▶ _What needs to be done_: In the entries below, find every line with "JSON" and copy it.

▶ _Dataset_:
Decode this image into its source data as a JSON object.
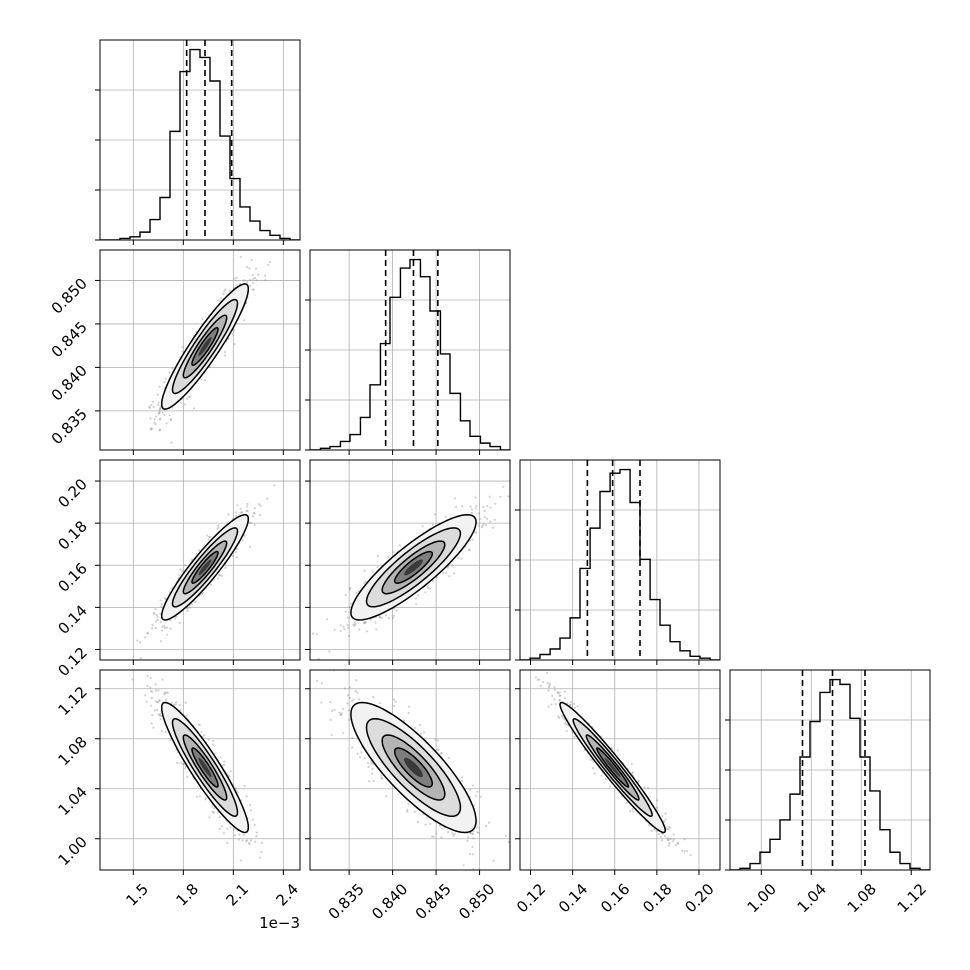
{
  "chart_data": {
    "type": "corner",
    "grid": true,
    "colors": {
      "ink": "#000000",
      "grid": "#b0b0b0",
      "scatter": "#7a7a7a"
    },
    "params": [
      {
        "ticks": [
          1.5,
          1.8,
          2.1,
          2.4
        ],
        "tick_labels": [
          "1.5",
          "1.8",
          "2.1",
          "2.4"
        ],
        "offset_text": "1e−3",
        "range": [
          1.3,
          2.5
        ],
        "quantiles": [
          1.82,
          1.93,
          2.09
        ],
        "hist_bins": [
          1.3,
          1.36,
          1.42,
          1.48,
          1.54,
          1.6,
          1.66,
          1.72,
          1.78,
          1.84,
          1.9,
          1.96,
          2.02,
          2.08,
          2.14,
          2.2,
          2.26,
          2.32,
          2.38,
          2.44,
          2.5
        ],
        "hist_counts": [
          0,
          0,
          1,
          2,
          5,
          13,
          27,
          69,
          107,
          121,
          116,
          101,
          66,
          39,
          21,
          12,
          6,
          3,
          1,
          0
        ]
      },
      {
        "ticks": [
          0.835,
          0.84,
          0.845,
          0.85
        ],
        "tick_labels": [
          "0.835",
          "0.840",
          "0.845",
          "0.850"
        ],
        "range": [
          0.8305,
          0.8535
        ],
        "quantiles": [
          0.8392,
          0.8424,
          0.8452
        ],
        "hist_bins": [
          0.8305,
          0.8317,
          0.8328,
          0.834,
          0.8351,
          0.8363,
          0.8374,
          0.8386,
          0.8397,
          0.8409,
          0.842,
          0.8432,
          0.8443,
          0.8455,
          0.8466,
          0.8478,
          0.8489,
          0.8501,
          0.8512,
          0.8524,
          0.8535
        ],
        "hist_counts": [
          0,
          1,
          2,
          5,
          9,
          19,
          38,
          62,
          89,
          106,
          111,
          101,
          81,
          56,
          33,
          17,
          8,
          4,
          2,
          0
        ]
      },
      {
        "ticks": [
          0.12,
          0.14,
          0.16,
          0.18,
          0.2
        ],
        "tick_labels": [
          "0.12",
          "0.14",
          "0.16",
          "0.18",
          "0.20"
        ],
        "range": [
          0.115,
          0.21
        ],
        "quantiles": [
          0.147,
          0.159,
          0.172
        ],
        "hist_bins": [
          0.115,
          0.1198,
          0.1245,
          0.1293,
          0.134,
          0.1388,
          0.1435,
          0.1483,
          0.153,
          0.1578,
          0.1625,
          0.1673,
          0.172,
          0.1768,
          0.1815,
          0.1863,
          0.191,
          0.1958,
          0.2005,
          0.2053,
          0.21
        ],
        "hist_counts": [
          0,
          1,
          3,
          6,
          12,
          23,
          50,
          72,
          92,
          102,
          104,
          86,
          55,
          33,
          19,
          10,
          5,
          2,
          1,
          0
        ]
      },
      {
        "ticks": [
          1.0,
          1.04,
          1.08,
          1.12
        ],
        "tick_labels": [
          "1.00",
          "1.04",
          "1.08",
          "1.12"
        ],
        "range": [
          0.975,
          1.135
        ],
        "quantiles": [
          1.033,
          1.057,
          1.083
        ],
        "hist_bins": [
          0.975,
          0.983,
          0.991,
          0.999,
          1.007,
          1.015,
          1.023,
          1.031,
          1.039,
          1.047,
          1.055,
          1.063,
          1.071,
          1.079,
          1.087,
          1.095,
          1.103,
          1.111,
          1.119,
          1.127,
          1.135
        ],
        "hist_counts": [
          0,
          1,
          4,
          11,
          19,
          31,
          47,
          70,
          92,
          110,
          118,
          115,
          94,
          70,
          49,
          25,
          11,
          4,
          1,
          0
        ]
      }
    ],
    "pairs": [
      {
        "x": 0,
        "y": 1,
        "center": [
          1.93,
          0.8424
        ],
        "sd": [
          0.13,
          0.0036
        ],
        "rho": 0.92
      },
      {
        "x": 0,
        "y": 2,
        "center": [
          1.93,
          0.159
        ],
        "sd": [
          0.13,
          0.0125
        ],
        "rho": 0.92
      },
      {
        "x": 1,
        "y": 2,
        "center": [
          0.8424,
          0.159
        ],
        "sd": [
          0.0036,
          0.0125
        ],
        "rho": 0.86
      },
      {
        "x": 0,
        "y": 3,
        "center": [
          1.93,
          1.057
        ],
        "sd": [
          0.13,
          0.026
        ],
        "rho": -0.92
      },
      {
        "x": 1,
        "y": 3,
        "center": [
          0.8424,
          1.057
        ],
        "sd": [
          0.0036,
          0.026
        ],
        "rho": -0.82
      },
      {
        "x": 2,
        "y": 3,
        "center": [
          0.159,
          1.057
        ],
        "sd": [
          0.0125,
          0.026
        ],
        "rho": -0.97
      }
    ]
  }
}
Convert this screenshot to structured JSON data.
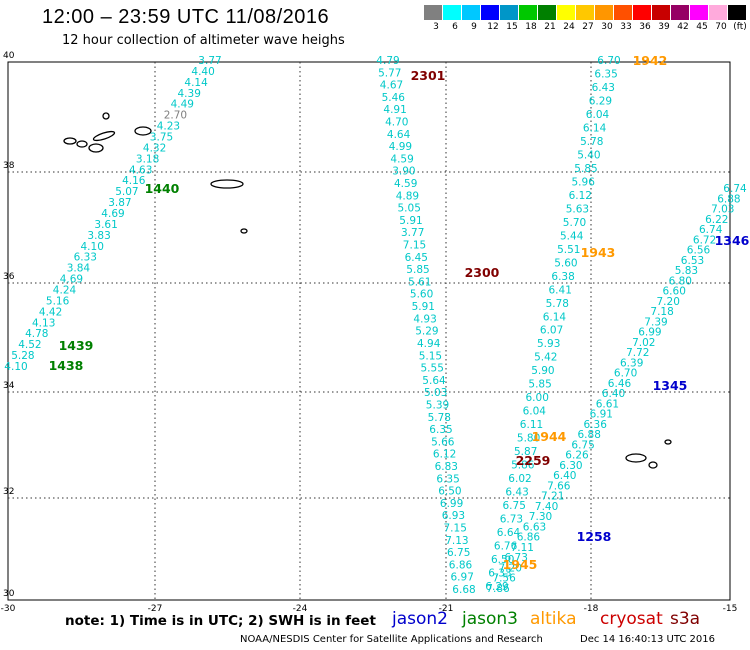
{
  "title": "12:00 – 23:59 UTC 11/08/2016",
  "subtitle": "12 hour collection of altimeter wave heighs",
  "legend": {
    "colors": [
      "#808080",
      "#00ffff",
      "#00c8ff",
      "#0000ff",
      "#0096c8",
      "#00c800",
      "#008000",
      "#ffff00",
      "#ffc800",
      "#ff9600",
      "#ff5000",
      "#ff0000",
      "#c80000",
      "#960064",
      "#ff00ff",
      "#ffaadc",
      "#000000"
    ],
    "labels": [
      "3",
      "6",
      "9",
      "12",
      "15",
      "18",
      "21",
      "24",
      "27",
      "30",
      "33",
      "36",
      "39",
      "42",
      "45",
      "70",
      "(ft)"
    ]
  },
  "map": {
    "lon_ticks": [
      "-30",
      "-27",
      "-24",
      "-21",
      "-18",
      "-15"
    ],
    "lat_ticks": [
      "40",
      "38",
      "36",
      "34",
      "32",
      "30"
    ]
  },
  "note": "note: 1) Time is in UTC; 2) SWH is in feet",
  "satellites": [
    {
      "name": "jason2",
      "color": "#0000cc"
    },
    {
      "name": "jason3",
      "color": "#008000"
    },
    {
      "name": "altika",
      "color": "#ff9900"
    },
    {
      "name": "cryosat",
      "color": "#cc0000"
    },
    {
      "name": "s3a",
      "color": "#800000"
    }
  ],
  "credit": "NOAA/NESDIS Center for Satellite Applications and Research",
  "timestamp": "Dec 14 16:40:13 UTC 2016",
  "tracks": [
    {
      "satellite": "jason3",
      "color": "#00c8c8",
      "values": [
        "3.77",
        "4.40",
        "4.14",
        "4.39",
        "4.49",
        "2.70",
        "4.23",
        "3.75",
        "4.32",
        "3.18",
        "4.63",
        "4.16",
        "5.07",
        "3.87",
        "4.69",
        "3.61",
        "3.83",
        "4.10",
        "6.33",
        "3.84",
        "4.69",
        "4.24",
        "5.16",
        "4.42",
        "4.13",
        "4.78",
        "4.52",
        "5.28",
        "4.10"
      ],
      "times": [
        "1440",
        "1439",
        "1438"
      ]
    },
    {
      "satellite": "cryosat",
      "color": "#00c8c8",
      "values": [
        "4.79",
        "5.77",
        "4.67",
        "5.46",
        "4.91",
        "4.70",
        "4.64",
        "4.99",
        "4.59",
        "3.90",
        "4.59",
        "4.89",
        "5.05",
        "5.91",
        "3.77",
        "7.15",
        "6.45",
        "5.85",
        "5.61",
        "5.60",
        "5.91",
        "4.93",
        "5.29",
        "4.94",
        "5.15",
        "5.55",
        "5.64",
        "5.03",
        "5.39",
        "5.78",
        "6.35",
        "5.66",
        "6.12",
        "6.83",
        "6.35",
        "6.50",
        "6.99",
        "6.93",
        "7.15",
        "7.13",
        "6.75",
        "6.86",
        "6.97",
        "6.68"
      ],
      "times": [
        "2301",
        "2300",
        "2259"
      ]
    },
    {
      "satellite": "altika",
      "color": "#00c8c8",
      "values": [
        "6.70",
        "6.35",
        "6.43",
        "6.29",
        "6.04",
        "6.14",
        "5.78",
        "5.40",
        "5.85",
        "5.96",
        "6.12",
        "5.63",
        "5.70",
        "5.44",
        "5.51",
        "5.60",
        "6.38",
        "6.41",
        "5.78",
        "6.14",
        "6.07",
        "5.93",
        "5.42",
        "5.90",
        "5.85",
        "6.00",
        "6.04",
        "6.11",
        "5.80",
        "5.87",
        "5.86",
        "6.02",
        "6.43",
        "6.75",
        "6.73",
        "6.64",
        "6.76",
        "6.50",
        "6.33",
        "6.29"
      ],
      "times": [
        "1942",
        "1943",
        "1944",
        "1945"
      ]
    },
    {
      "satellite": "jason2",
      "color": "#00c8c8",
      "values": [
        "6.74",
        "6.88",
        "7.03",
        "6.22",
        "6.74",
        "6.72",
        "6.56",
        "6.53",
        "5.83",
        "6.80",
        "6.60",
        "7.20",
        "7.18",
        "7.39",
        "6.99",
        "7.02",
        "7.72",
        "6.39",
        "6.70",
        "6.46",
        "6.40",
        "6.61",
        "6.91",
        "6.36",
        "6.88",
        "6.75",
        "6.26",
        "6.30",
        "6.40",
        "7.66",
        "7.21",
        "7.40",
        "7.30",
        "6.63",
        "6.86",
        "7.11",
        "6.73",
        "7.20",
        "7.56",
        "7.86"
      ],
      "times": [
        "1346",
        "1345",
        "1258"
      ]
    }
  ]
}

▶ _Correct response_:
Decode this image into its source data as a JSON object.
Convert this screenshot to structured JSON data.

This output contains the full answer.